WHAT TO DO
In the copy, include every entry exactly but none of the images.

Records
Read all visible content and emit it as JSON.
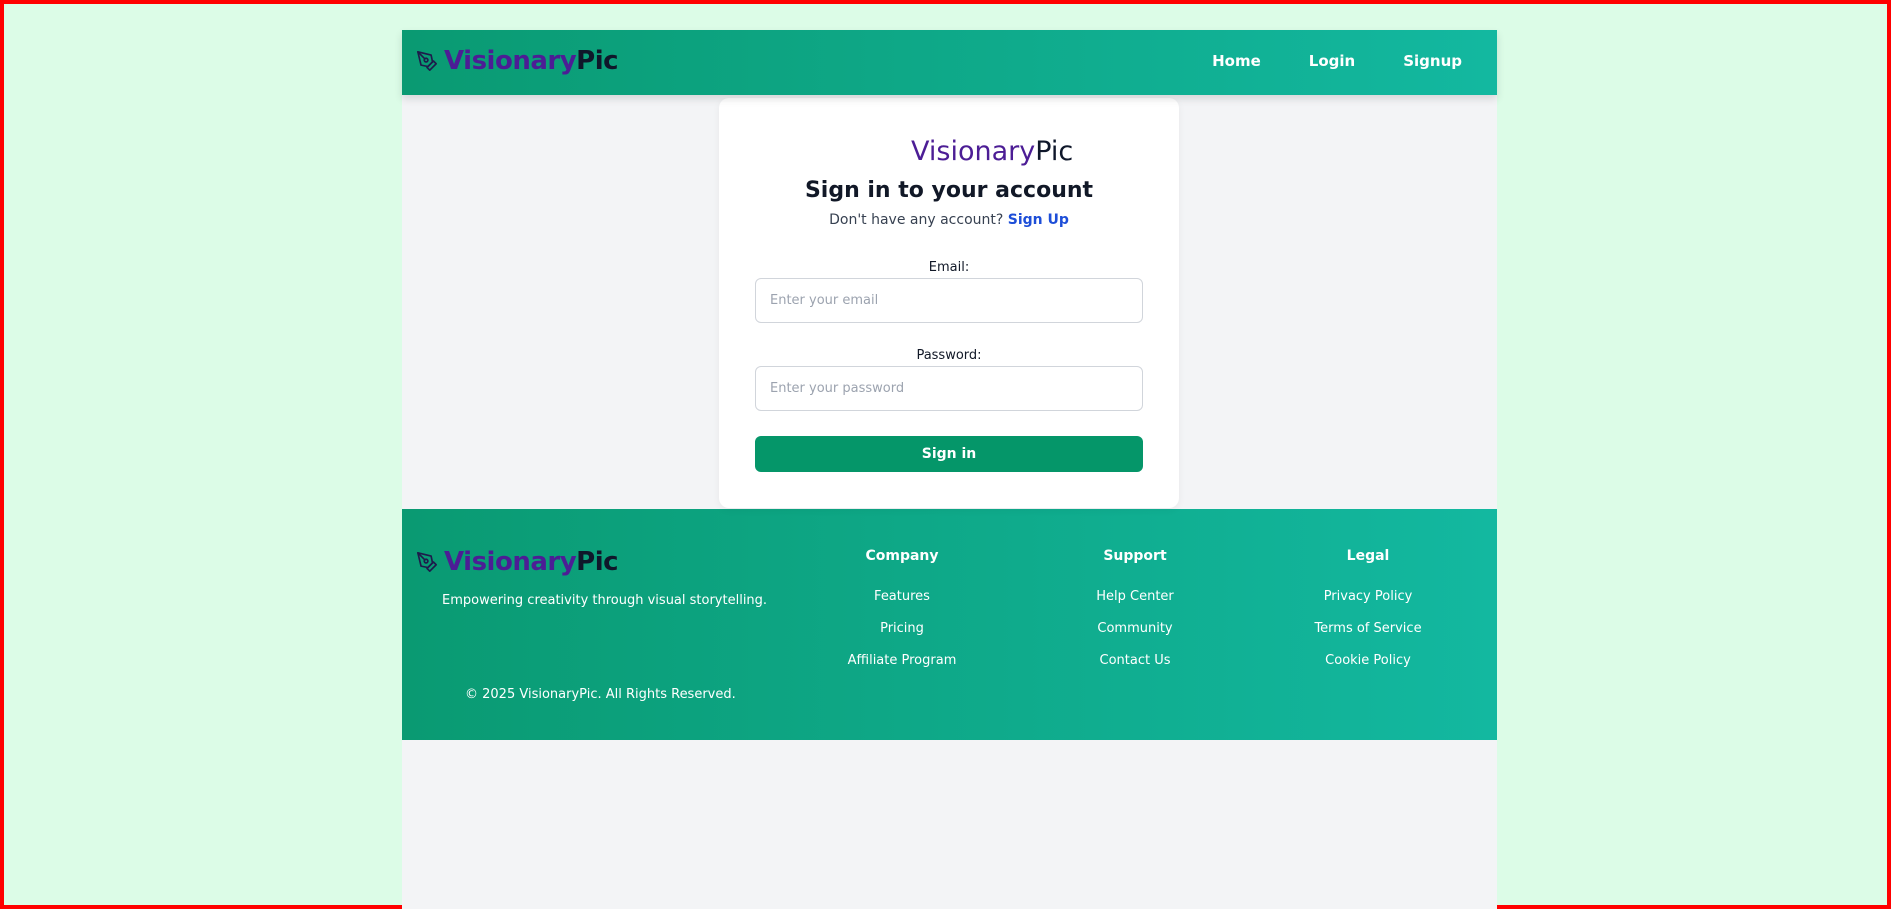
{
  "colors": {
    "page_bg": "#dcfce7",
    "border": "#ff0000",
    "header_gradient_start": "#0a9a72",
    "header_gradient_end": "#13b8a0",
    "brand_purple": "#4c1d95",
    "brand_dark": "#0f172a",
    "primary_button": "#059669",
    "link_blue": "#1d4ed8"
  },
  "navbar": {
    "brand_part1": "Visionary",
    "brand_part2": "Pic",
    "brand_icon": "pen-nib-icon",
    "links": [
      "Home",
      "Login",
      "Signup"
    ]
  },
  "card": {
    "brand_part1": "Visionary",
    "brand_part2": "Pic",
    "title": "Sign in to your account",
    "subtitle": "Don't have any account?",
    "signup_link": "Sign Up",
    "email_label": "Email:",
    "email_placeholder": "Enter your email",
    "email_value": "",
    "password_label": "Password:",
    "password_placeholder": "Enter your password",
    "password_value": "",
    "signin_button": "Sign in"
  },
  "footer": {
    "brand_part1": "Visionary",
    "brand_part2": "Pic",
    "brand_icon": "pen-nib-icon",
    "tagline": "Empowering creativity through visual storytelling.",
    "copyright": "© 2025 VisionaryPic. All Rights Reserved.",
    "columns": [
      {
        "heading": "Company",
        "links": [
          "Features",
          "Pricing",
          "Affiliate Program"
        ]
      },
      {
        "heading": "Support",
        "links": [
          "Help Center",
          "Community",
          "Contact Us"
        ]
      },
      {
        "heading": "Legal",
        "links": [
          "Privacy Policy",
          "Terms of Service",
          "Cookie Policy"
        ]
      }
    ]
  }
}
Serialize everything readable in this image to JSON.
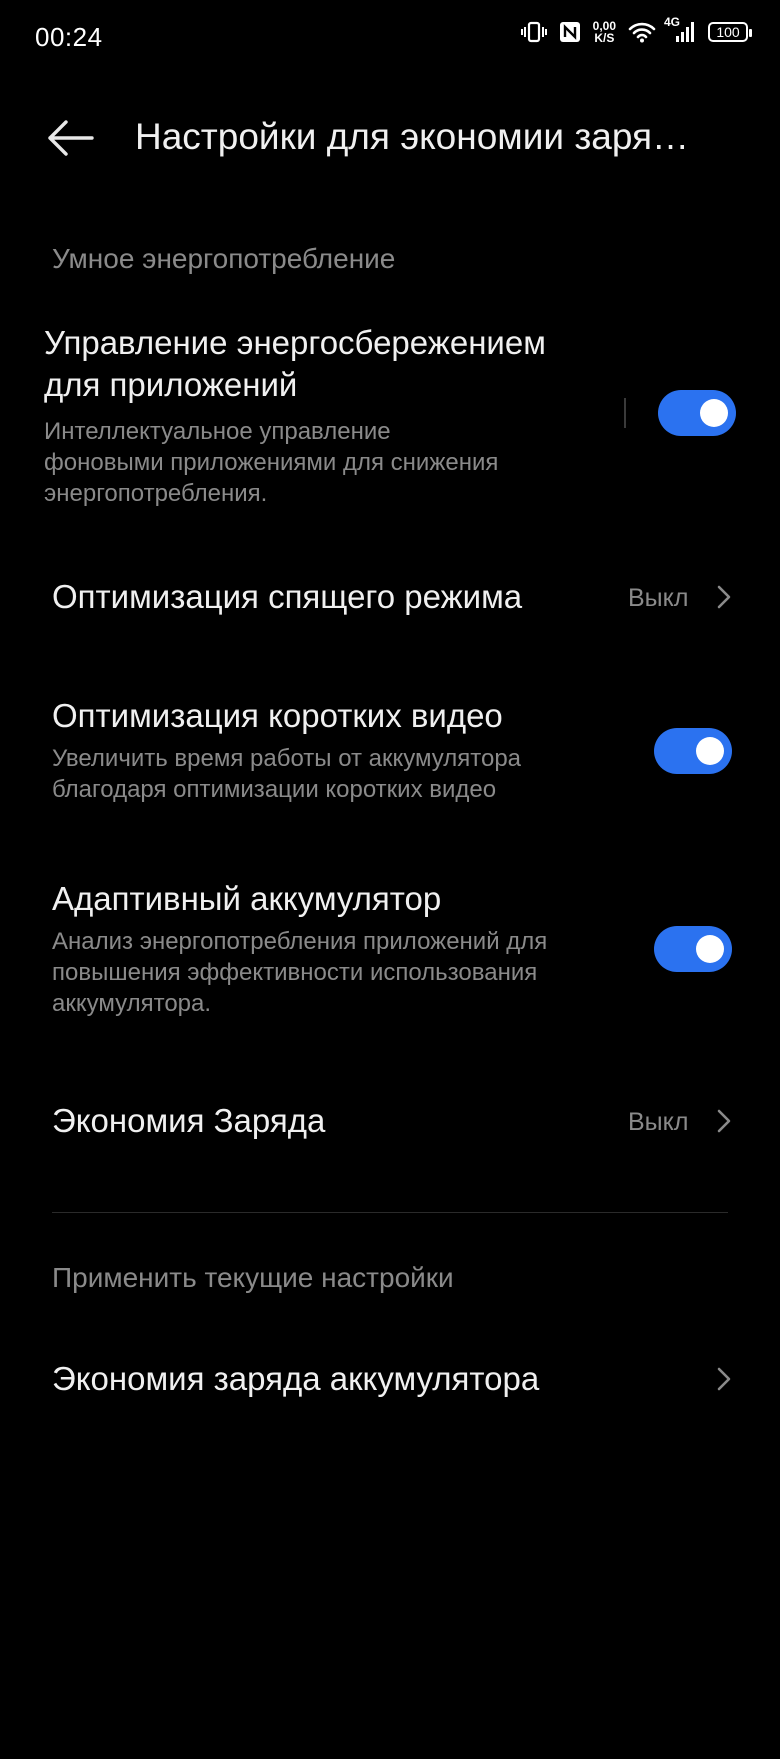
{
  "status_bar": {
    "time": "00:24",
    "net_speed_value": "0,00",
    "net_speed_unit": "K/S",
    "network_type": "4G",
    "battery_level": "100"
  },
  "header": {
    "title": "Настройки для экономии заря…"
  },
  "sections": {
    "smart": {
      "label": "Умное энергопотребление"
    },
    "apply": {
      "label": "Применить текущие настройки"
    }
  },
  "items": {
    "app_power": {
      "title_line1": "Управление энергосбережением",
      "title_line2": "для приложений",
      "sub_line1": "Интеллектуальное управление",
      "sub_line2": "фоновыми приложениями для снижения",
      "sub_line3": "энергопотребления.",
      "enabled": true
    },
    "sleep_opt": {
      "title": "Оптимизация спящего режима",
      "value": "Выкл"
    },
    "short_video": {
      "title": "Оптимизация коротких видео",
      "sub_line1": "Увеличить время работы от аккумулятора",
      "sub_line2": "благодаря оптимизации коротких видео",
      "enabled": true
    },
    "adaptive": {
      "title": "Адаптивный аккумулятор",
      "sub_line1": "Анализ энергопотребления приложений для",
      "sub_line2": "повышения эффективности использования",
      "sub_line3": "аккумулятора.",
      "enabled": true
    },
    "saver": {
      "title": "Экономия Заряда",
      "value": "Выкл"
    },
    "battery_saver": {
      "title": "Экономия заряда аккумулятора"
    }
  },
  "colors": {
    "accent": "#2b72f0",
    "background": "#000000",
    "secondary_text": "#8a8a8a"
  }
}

FINAL ANSWER
Read all visible content and emit it as JSON.
{
  "colors": {
    "page_bg": "#dcfce7",
    "border": "#ff0000",
    "header_gradient_start": "#0a9a72",
    "header_gradient_end": "#13b8a0",
    "brand_purple": "#4c1d95",
    "brand_dark": "#0f172a",
    "primary_button": "#059669",
    "link_blue": "#1d4ed8"
  },
  "navbar": {
    "brand_part1": "Visionary",
    "brand_part2": "Pic",
    "brand_icon": "pen-nib-icon",
    "links": [
      "Home",
      "Login",
      "Signup"
    ]
  },
  "card": {
    "brand_part1": "Visionary",
    "brand_part2": "Pic",
    "title": "Sign in to your account",
    "subtitle": "Don't have any account?",
    "signup_link": "Sign Up",
    "email_label": "Email:",
    "email_placeholder": "Enter your email",
    "email_value": "",
    "password_label": "Password:",
    "password_placeholder": "Enter your password",
    "password_value": "",
    "signin_button": "Sign in"
  },
  "footer": {
    "brand_part1": "Visionary",
    "brand_part2": "Pic",
    "brand_icon": "pen-nib-icon",
    "tagline": "Empowering creativity through visual storytelling.",
    "copyright": "© 2025 VisionaryPic. All Rights Reserved.",
    "columns": [
      {
        "heading": "Company",
        "links": [
          "Features",
          "Pricing",
          "Affiliate Program"
        ]
      },
      {
        "heading": "Support",
        "links": [
          "Help Center",
          "Community",
          "Contact Us"
        ]
      },
      {
        "heading": "Legal",
        "links": [
          "Privacy Policy",
          "Terms of Service",
          "Cookie Policy"
        ]
      }
    ]
  }
}
Serialize everything readable in this image to JSON.
{
  "status_bar": {
    "time": "00:24",
    "net_speed_value": "0,00",
    "net_speed_unit": "K/S",
    "network_type": "4G",
    "battery_level": "100"
  },
  "header": {
    "title": "Настройки для экономии заря…"
  },
  "sections": {
    "smart": {
      "label": "Умное энергопотребление"
    },
    "apply": {
      "label": "Применить текущие настройки"
    }
  },
  "items": {
    "app_power": {
      "title_line1": "Управление энергосбережением",
      "title_line2": "для приложений",
      "sub_line1": "Интеллектуальное управление",
      "sub_line2": "фоновыми приложениями для снижения",
      "sub_line3": "энергопотребления.",
      "enabled": true
    },
    "sleep_opt": {
      "title": "Оптимизация спящего режима",
      "value": "Выкл"
    },
    "short_video": {
      "title": "Оптимизация коротких видео",
      "sub_line1": "Увеличить время работы от аккумулятора",
      "sub_line2": "благодаря оптимизации коротких видео",
      "enabled": true
    },
    "adaptive": {
      "title": "Адаптивный аккумулятор",
      "sub_line1": "Анализ энергопотребления приложений для",
      "sub_line2": "повышения эффективности использования",
      "sub_line3": "аккумулятора.",
      "enabled": true
    },
    "saver": {
      "title": "Экономия Заряда",
      "value": "Выкл"
    },
    "battery_saver": {
      "title": "Экономия заряда аккумулятора"
    }
  },
  "colors": {
    "accent": "#2b72f0",
    "background": "#000000",
    "secondary_text": "#8a8a8a"
  }
}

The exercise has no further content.